§ **Directive**
Every line below that holds the string "content" should be copied out.

§ **Provided records**
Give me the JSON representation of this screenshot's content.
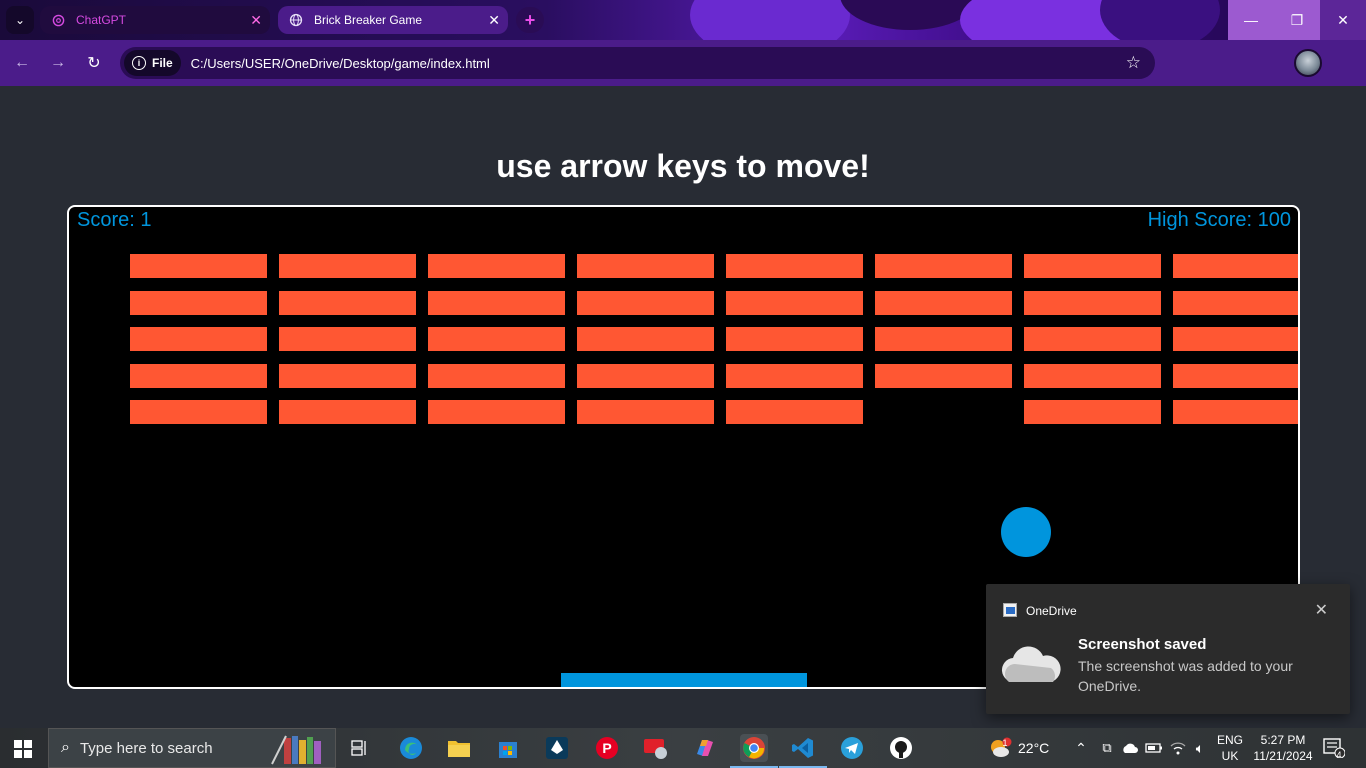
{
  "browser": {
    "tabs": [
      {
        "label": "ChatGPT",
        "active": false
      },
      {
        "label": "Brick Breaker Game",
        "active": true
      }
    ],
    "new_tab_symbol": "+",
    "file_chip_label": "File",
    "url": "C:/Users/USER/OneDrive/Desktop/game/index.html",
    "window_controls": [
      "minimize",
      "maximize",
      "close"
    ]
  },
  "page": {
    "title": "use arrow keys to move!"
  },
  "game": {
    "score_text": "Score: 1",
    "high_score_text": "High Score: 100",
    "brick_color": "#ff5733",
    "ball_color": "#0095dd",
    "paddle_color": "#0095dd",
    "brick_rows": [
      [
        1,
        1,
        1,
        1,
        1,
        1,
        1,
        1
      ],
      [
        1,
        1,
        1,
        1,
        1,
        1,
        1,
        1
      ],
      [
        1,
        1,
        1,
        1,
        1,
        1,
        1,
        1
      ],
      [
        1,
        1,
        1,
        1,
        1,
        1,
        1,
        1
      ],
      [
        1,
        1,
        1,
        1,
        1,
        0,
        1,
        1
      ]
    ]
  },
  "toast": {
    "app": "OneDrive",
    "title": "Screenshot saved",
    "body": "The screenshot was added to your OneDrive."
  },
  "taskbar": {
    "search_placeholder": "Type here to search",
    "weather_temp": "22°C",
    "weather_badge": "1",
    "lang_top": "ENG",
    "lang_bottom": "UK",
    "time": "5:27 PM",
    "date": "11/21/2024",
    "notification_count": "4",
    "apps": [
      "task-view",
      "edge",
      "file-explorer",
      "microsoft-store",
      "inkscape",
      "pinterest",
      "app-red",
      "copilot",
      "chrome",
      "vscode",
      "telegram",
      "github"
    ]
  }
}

==

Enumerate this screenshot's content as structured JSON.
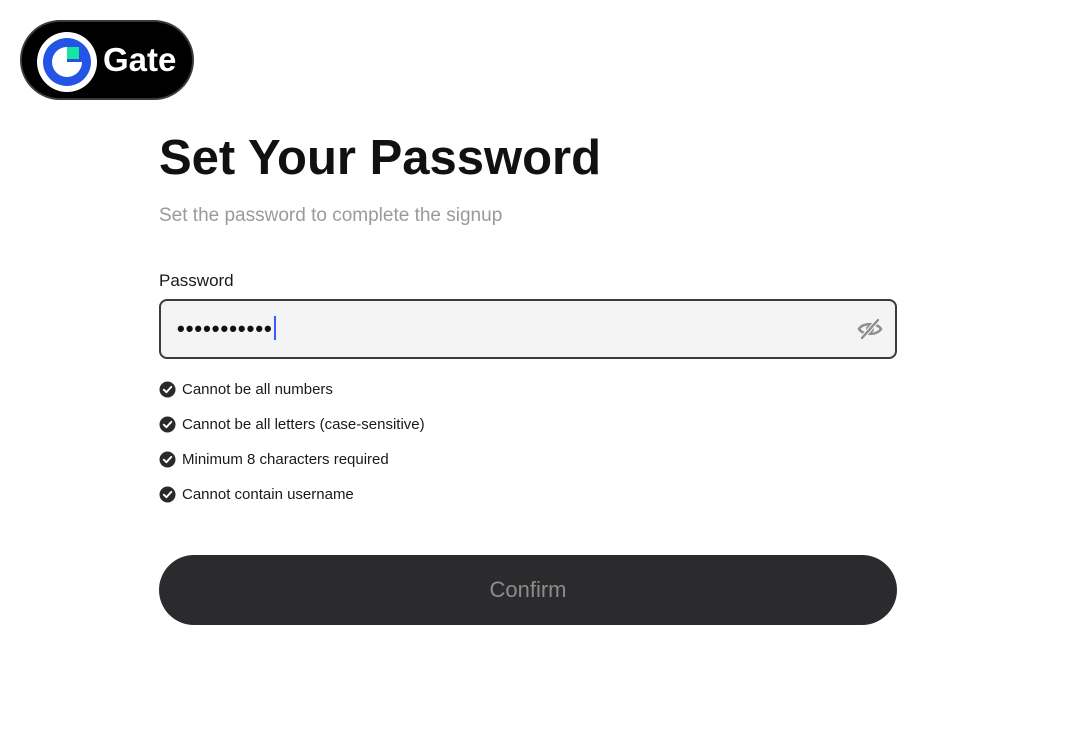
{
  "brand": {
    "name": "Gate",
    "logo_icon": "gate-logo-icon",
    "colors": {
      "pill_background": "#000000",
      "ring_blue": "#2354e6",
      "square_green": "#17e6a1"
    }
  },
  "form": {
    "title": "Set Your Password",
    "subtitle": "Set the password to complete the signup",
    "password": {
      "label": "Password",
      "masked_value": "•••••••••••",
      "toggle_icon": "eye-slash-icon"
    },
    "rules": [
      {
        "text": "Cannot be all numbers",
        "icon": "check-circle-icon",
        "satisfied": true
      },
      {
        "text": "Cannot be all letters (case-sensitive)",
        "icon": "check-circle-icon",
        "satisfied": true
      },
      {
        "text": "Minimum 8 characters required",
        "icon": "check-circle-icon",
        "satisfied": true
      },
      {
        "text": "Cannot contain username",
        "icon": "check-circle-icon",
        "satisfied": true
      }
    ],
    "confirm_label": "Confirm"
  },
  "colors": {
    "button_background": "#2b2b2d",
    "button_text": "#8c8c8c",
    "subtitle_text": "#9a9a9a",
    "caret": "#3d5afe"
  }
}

§ **Exercise response**
Give me the JSON representation of this screenshot's content.
Enumerate this screenshot's content as structured JSON.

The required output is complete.